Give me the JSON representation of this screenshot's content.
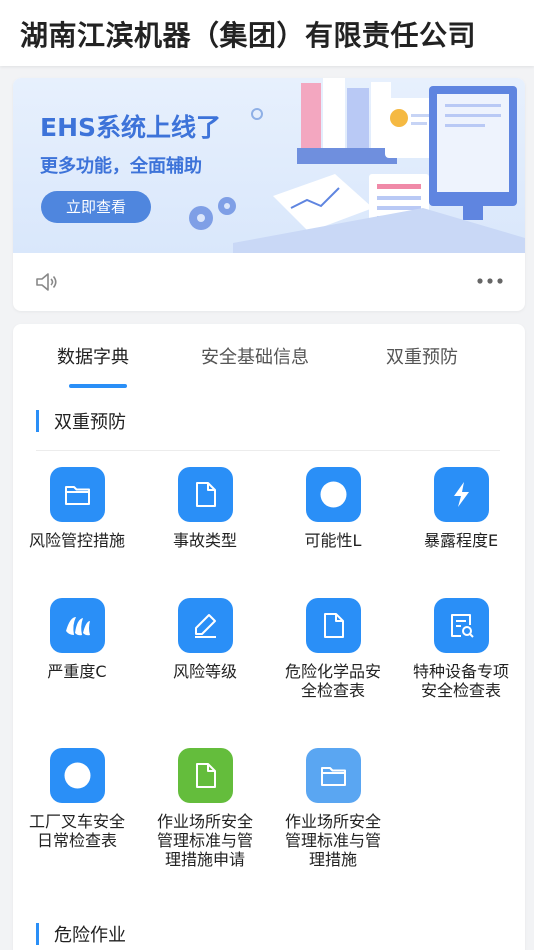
{
  "header": {
    "title": "湖南江滨机器（集团）有限责任公司"
  },
  "banner": {
    "headline": "EHS系统上线了",
    "subline": "更多功能，全面辅助",
    "button_label": "立即查看"
  },
  "tabs": [
    {
      "label": "数据字典",
      "active": true
    },
    {
      "label": "安全基础信息",
      "active": false
    },
    {
      "label": "双重预防",
      "active": false
    }
  ],
  "sections": [
    {
      "title": "双重预防",
      "items": [
        {
          "label": "风险管控措施",
          "icon": "folder-icon"
        },
        {
          "label": "事故类型",
          "icon": "document-icon"
        },
        {
          "label": "可能性L",
          "icon": "circle-icon"
        },
        {
          "label": "暴露程度E",
          "icon": "lightning-icon"
        },
        {
          "label": "严重度C",
          "icon": "banana-icon"
        },
        {
          "label": "风险等级",
          "icon": "pencil-icon"
        },
        {
          "label": "危险化学品安全检查表",
          "icon": "document-icon"
        },
        {
          "label": "特种设备专项安全检查表",
          "icon": "checklist-search-icon"
        },
        {
          "label": "工厂叉车安全日常检查表",
          "icon": "circle-icon"
        },
        {
          "label": "作业场所安全管理标准与管理措施申请",
          "icon": "document-icon"
        },
        {
          "label": "作业场所安全管理标准与管理措施",
          "icon": "folder-icon"
        }
      ]
    },
    {
      "title": "危险作业"
    }
  ],
  "colors": {
    "accent": "#2a8ff7",
    "green": "#64bd3c",
    "banner_text": "#3d73d9"
  }
}
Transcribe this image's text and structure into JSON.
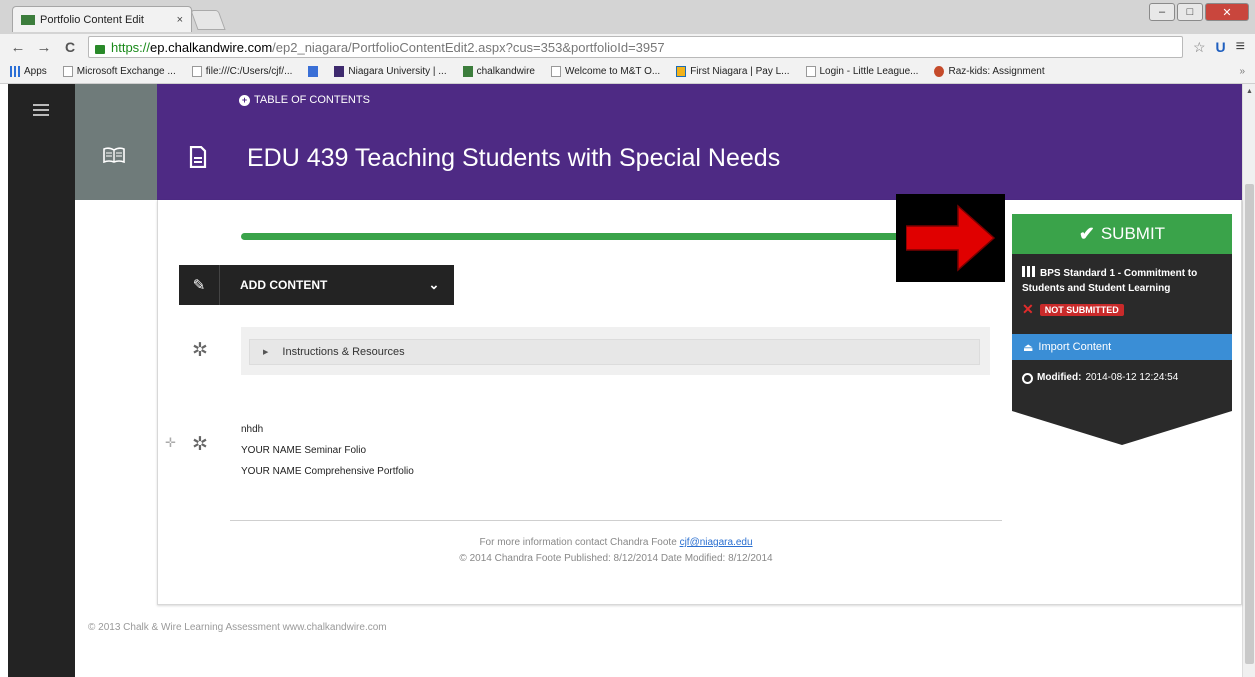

####

**TO DO:**
Repeat verbatim all the material, but not the pictures.

**TASK SOLUTION:**
Give me the JSON representation of this screenshot's content.
{
  "header": {
    "title": "湖南江滨机器（集团）有限责任公司"
  },
  "banner": {
    "headline": "EHS系统上线了",
    "subline": "更多功能，全面辅助",
    "button_label": "立即查看"
  },
  "tabs": [
    {
      "label": "数据字典",
      "active": true
    },
    {
      "label": "安全基础信息",
      "active": false
    },
    {
      "label": "双重预防",
      "active": false
    }
  ],
  "sections": [
    {
      "title": "双重预防",
      "items": [
        {
          "label": "风险管控措施",
          "icon": "folder-icon"
        },
        {
          "label": "事故类型",
          "icon": "document-icon"
        },
        {
          "label": "可能性L",
          "icon": "circle-icon"
        },
        {
          "label": "暴露程度E",
          "icon": "lightning-icon"
        },
        {
          "label": "严重度C",
          "icon": "banana-icon"
        },
        {
          "label": "风险等级",
          "icon": "pencil-icon"
        },
        {
          "label": "危险化学品安全检查表",
          "icon": "document-icon"
        },
        {
          "label": "特种设备专项安全检查表",
          "icon": "checklist-search-icon"
        },
        {
          "label": "工厂叉车安全日常检查表",
          "icon": "circle-icon"
        },
        {
          "label": "作业场所安全管理标准与管理措施申请",
          "icon": "document-icon"
        },
        {
          "label": "作业场所安全管理标准与管理措施",
          "icon": "folder-icon"
        }
      ]
    },
    {
      "title": "危险作业"
    }
  ],
  "colors": {
    "accent": "#2a8ff7",
    "green": "#64bd3c",
    "banner_text": "#3d73d9"
  }
}
Transcribe this image's text and structure into JSON.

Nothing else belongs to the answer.